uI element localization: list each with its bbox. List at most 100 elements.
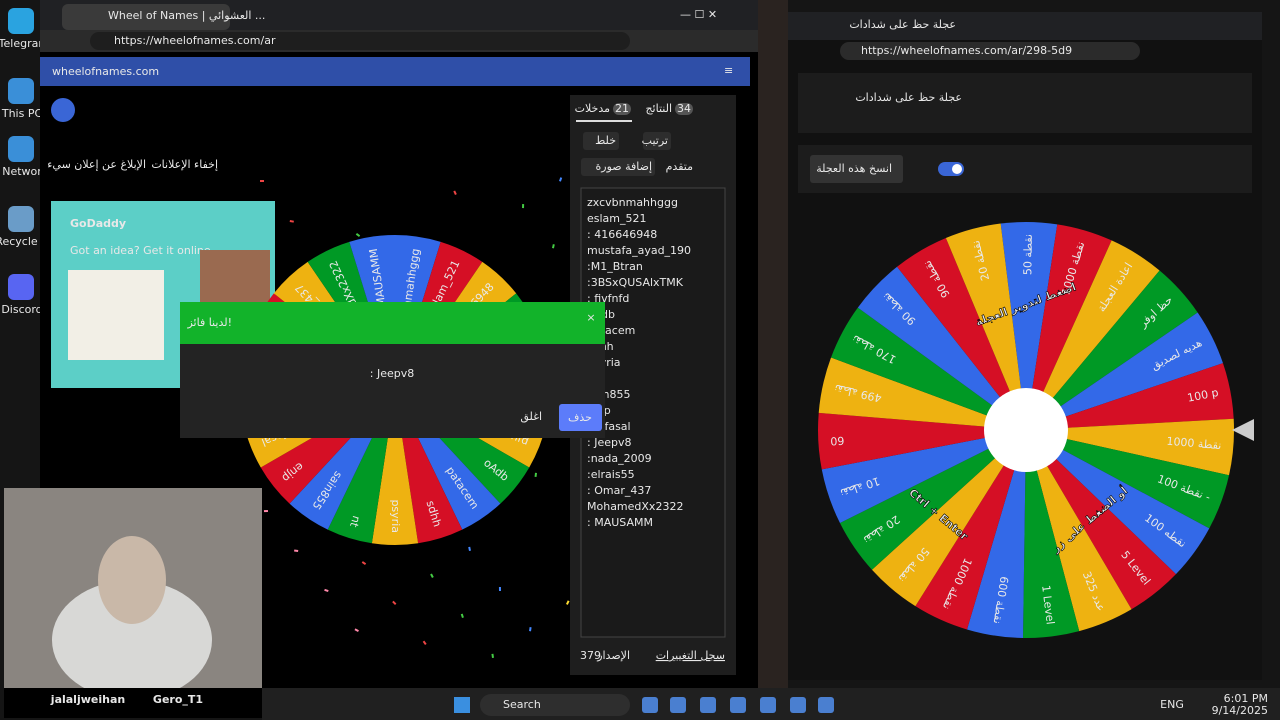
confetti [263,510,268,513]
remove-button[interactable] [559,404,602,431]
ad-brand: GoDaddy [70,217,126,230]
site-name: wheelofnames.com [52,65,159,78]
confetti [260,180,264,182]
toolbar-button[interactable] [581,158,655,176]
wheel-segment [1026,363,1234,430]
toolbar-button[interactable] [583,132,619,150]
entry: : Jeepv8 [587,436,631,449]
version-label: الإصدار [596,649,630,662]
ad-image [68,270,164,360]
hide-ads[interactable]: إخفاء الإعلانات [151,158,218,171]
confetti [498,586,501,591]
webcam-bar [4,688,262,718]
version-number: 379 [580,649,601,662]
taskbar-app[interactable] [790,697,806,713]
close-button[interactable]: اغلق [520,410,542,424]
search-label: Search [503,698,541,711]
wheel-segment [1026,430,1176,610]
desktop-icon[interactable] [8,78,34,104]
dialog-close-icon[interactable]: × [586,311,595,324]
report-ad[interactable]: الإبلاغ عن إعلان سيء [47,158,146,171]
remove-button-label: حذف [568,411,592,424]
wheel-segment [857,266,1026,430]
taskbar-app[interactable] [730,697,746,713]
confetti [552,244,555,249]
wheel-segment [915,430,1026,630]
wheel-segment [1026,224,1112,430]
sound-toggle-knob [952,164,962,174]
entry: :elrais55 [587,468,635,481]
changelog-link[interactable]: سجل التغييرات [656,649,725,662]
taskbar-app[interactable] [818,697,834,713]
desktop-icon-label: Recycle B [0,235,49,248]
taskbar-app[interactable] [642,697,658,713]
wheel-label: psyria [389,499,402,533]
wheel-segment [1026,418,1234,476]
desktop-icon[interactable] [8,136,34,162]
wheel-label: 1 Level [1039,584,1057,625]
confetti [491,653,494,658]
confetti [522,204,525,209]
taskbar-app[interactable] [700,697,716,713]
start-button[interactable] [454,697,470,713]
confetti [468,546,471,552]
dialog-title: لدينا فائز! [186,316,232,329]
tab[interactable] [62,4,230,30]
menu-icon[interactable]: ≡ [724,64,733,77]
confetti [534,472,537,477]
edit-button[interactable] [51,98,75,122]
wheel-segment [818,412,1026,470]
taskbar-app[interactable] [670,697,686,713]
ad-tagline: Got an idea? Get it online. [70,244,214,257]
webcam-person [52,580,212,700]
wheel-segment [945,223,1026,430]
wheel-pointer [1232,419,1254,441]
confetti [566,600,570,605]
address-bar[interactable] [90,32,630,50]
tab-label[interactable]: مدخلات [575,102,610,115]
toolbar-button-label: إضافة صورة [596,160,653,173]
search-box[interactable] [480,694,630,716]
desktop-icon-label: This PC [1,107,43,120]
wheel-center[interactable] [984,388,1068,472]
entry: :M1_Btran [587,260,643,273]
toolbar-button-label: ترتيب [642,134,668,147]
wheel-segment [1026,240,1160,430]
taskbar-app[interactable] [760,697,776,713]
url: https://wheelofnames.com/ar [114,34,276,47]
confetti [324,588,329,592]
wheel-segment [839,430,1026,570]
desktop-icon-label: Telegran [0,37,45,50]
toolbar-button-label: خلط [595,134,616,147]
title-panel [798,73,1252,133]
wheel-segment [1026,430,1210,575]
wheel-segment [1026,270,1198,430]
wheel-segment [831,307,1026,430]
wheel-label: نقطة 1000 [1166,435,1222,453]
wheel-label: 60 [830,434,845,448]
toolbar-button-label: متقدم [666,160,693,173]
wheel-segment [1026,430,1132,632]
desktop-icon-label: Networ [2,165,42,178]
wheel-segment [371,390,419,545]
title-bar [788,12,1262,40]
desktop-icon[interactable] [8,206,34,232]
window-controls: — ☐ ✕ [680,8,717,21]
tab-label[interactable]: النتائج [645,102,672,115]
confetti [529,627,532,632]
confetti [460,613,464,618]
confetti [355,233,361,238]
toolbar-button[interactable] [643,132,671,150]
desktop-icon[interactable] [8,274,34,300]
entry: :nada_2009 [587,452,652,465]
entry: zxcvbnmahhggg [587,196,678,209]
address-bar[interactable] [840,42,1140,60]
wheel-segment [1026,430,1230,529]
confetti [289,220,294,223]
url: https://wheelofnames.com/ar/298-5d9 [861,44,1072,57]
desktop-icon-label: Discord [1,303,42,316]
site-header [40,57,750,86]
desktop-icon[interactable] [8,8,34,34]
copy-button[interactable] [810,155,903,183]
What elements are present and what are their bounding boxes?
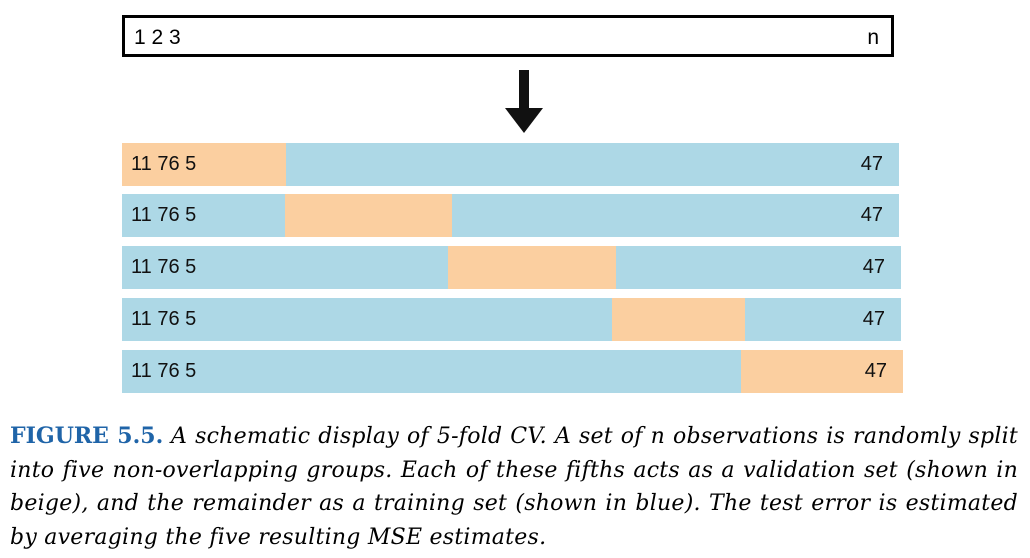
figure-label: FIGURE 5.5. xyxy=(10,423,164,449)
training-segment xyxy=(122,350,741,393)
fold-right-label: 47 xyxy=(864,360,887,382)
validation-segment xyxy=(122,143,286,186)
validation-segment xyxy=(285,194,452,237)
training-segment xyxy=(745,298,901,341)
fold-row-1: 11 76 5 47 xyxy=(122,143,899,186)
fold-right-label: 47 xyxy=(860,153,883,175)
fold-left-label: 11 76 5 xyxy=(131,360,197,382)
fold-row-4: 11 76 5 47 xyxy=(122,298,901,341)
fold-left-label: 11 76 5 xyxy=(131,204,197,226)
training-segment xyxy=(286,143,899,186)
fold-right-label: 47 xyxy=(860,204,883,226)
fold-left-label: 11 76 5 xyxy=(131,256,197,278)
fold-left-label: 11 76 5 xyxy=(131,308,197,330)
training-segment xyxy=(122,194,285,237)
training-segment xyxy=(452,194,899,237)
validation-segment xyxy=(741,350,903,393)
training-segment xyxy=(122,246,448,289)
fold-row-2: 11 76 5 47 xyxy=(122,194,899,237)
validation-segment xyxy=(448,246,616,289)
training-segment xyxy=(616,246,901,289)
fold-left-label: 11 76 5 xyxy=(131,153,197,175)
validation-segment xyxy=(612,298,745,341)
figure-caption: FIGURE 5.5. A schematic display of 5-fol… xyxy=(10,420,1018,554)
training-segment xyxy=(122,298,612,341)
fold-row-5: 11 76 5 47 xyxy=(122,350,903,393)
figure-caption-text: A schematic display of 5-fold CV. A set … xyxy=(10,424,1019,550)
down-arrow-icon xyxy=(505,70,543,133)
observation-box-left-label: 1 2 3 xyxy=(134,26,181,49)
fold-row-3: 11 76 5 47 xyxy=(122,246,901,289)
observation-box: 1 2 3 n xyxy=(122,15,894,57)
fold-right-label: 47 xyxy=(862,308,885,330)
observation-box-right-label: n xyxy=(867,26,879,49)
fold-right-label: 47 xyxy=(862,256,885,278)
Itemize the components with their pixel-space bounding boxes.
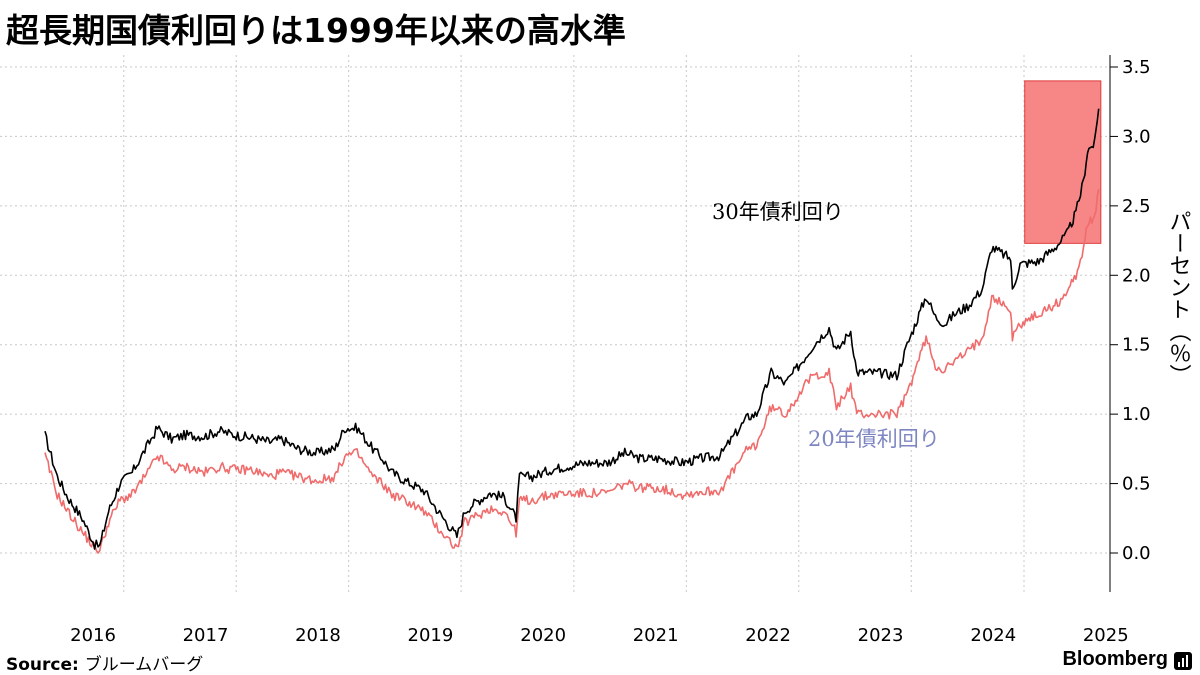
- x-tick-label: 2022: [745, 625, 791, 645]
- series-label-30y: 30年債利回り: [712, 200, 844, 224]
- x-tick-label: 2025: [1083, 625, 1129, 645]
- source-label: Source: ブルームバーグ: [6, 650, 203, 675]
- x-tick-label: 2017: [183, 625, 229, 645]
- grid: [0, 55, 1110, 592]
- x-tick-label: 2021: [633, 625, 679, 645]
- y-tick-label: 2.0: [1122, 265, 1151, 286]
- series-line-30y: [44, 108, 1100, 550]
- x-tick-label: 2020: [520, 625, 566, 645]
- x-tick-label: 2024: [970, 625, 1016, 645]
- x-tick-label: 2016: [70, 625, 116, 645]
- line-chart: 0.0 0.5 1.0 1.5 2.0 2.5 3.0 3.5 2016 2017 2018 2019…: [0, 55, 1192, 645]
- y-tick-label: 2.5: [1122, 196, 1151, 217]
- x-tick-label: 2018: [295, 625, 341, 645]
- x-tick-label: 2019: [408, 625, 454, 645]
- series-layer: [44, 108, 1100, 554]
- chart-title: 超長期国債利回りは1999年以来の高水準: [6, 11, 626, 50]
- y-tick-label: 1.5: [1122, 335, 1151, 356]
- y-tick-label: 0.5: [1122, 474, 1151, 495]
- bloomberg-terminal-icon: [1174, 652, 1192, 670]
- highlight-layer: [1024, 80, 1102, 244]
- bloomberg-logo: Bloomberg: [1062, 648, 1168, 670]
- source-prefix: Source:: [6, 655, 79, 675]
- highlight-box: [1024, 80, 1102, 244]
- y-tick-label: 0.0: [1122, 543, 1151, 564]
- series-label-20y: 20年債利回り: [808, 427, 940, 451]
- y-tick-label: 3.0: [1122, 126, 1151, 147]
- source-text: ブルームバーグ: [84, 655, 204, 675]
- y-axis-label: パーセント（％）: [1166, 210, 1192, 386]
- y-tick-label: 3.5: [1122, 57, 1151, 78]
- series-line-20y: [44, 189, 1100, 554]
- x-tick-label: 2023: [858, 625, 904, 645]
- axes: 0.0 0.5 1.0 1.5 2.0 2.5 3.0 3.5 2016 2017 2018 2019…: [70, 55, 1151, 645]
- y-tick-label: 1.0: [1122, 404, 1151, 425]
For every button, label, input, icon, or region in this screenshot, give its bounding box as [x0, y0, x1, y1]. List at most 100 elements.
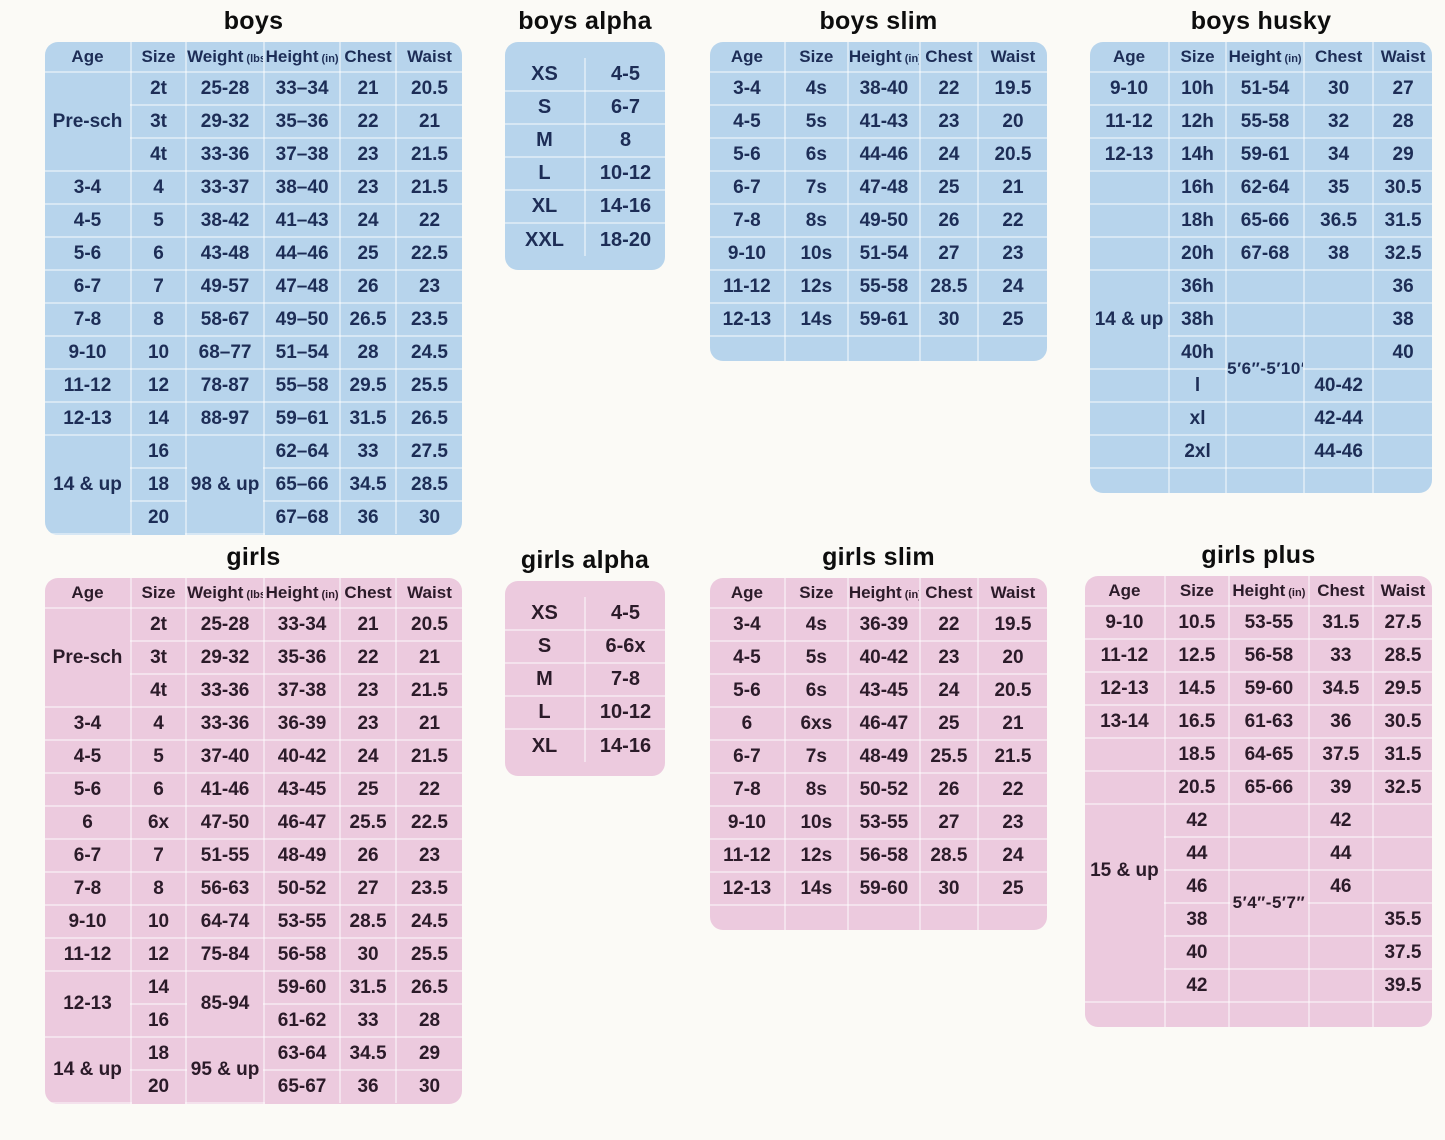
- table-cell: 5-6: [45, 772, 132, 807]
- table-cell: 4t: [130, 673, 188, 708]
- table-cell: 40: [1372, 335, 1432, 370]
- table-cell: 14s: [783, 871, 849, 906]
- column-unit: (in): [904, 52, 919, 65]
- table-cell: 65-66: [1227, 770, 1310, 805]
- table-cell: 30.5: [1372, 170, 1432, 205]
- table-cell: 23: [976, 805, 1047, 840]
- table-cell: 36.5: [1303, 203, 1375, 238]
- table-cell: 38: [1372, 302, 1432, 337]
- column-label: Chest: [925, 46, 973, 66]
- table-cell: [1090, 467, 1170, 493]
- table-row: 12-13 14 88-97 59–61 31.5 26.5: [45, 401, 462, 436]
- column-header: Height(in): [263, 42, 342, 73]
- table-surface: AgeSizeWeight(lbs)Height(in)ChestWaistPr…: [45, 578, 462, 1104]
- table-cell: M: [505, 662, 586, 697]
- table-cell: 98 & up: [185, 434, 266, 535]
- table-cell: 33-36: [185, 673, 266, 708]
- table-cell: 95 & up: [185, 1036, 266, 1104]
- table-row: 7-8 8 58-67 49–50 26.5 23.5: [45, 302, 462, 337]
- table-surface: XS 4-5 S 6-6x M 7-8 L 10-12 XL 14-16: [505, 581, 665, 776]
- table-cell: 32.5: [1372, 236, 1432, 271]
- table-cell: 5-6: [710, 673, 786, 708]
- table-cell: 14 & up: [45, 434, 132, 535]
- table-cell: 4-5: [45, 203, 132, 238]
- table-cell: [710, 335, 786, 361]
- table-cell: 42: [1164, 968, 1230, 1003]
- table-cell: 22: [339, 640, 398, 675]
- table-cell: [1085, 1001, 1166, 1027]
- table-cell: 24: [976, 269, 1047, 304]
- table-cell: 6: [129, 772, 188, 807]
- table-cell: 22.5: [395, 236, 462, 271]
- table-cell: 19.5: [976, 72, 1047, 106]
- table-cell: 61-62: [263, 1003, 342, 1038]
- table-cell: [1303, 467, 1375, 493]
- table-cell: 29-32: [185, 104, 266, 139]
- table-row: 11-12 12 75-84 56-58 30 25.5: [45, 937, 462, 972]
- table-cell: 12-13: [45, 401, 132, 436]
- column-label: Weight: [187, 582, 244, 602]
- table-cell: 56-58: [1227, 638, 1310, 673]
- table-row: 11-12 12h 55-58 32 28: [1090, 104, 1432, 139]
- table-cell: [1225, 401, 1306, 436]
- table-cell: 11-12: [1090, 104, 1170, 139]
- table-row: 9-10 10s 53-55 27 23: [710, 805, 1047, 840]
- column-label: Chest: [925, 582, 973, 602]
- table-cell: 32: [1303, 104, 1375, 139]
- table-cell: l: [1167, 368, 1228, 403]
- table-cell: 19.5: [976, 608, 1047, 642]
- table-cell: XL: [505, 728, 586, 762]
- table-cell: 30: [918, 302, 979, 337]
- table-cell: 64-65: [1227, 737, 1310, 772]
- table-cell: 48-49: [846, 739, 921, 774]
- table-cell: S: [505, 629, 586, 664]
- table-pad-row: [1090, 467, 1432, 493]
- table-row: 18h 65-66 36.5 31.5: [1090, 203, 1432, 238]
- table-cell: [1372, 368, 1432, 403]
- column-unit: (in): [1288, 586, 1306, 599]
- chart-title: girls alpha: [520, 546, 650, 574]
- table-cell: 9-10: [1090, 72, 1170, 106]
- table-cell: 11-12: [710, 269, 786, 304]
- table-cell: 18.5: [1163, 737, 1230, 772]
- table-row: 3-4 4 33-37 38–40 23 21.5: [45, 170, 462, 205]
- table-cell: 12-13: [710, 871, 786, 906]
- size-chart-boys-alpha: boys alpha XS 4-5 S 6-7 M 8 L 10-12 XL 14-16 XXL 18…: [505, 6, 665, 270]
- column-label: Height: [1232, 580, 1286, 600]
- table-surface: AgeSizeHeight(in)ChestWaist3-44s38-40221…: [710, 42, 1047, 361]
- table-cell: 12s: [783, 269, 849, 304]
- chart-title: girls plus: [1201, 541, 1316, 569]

════

WHAT YOU HAVE TO DO:
Copy out word for word the part of the records above that opens with the line containing "confetti [263,510,268,513]" and closes with the line containing "tab[interactable] [62,4,230,30]". Include both of those lines.

FINAL RESULT:
confetti [263,510,268,513]
remove-button[interactable] [559,404,602,431]
ad-brand: GoDaddy [70,217,126,230]
site-name: wheelofnames.com [52,65,159,78]
confetti [260,180,264,182]
toolbar-button[interactable] [581,158,655,176]
wheel-segment [1026,363,1234,430]
toolbar-button[interactable] [583,132,619,150]
entry: : Jeepv8 [587,436,631,449]
version-label: الإصدار [596,649,630,662]
ad-image [68,270,164,360]
hide-ads[interactable]: إخفاء الإعلانات [151,158,218,171]
confetti [498,586,501,591]
webcam-bar [4,688,262,718]
version-number: 379 [580,649,601,662]
taskbar-app[interactable] [790,697,806,713]
close-button[interactable]: اغلق [520,410,542,424]
search-label: Search [503,698,541,711]
wheel-segment [1026,430,1176,610]
desktop-icon[interactable] [8,78,34,104]
dialog-close-icon[interactable]: × [586,311,595,324]
report-ad[interactable]: الإبلاغ عن إعلان سيء [47,158,146,171]
remove-button-label: حذف [568,411,592,424]
wheel-segment [857,266,1026,430]
taskbar-app[interactable] [730,697,746,713]
confetti [552,244,555,249]
wheel-segment [915,430,1026,630]
wheel-segment [1026,224,1112,430]
sound-toggle-knob [952,164,962,174]
entry: :elrais55 [587,468,635,481]
changelog-link[interactable]: سجل التغييرات [656,649,725,662]
taskbar-app[interactable] [818,697,834,713]
desktop-icon-label: Recycle B [0,235,49,248]
taskbar-app[interactable] [642,697,658,713]
wheel-label: psyria [389,499,402,533]
wheel-segment [1026,418,1234,476]
desktop-icon[interactable] [8,136,34,162]
wheel-label: 1 Level [1039,584,1057,625]
confetti [491,653,494,658]
confetti [522,204,525,209]
taskbar-app[interactable] [700,697,716,713]
start-button[interactable] [454,697,470,713]
confetti [468,546,471,552]
dialog-title: لدينا فائز! [186,316,232,329]
tab[interactable] [62,4,230,30]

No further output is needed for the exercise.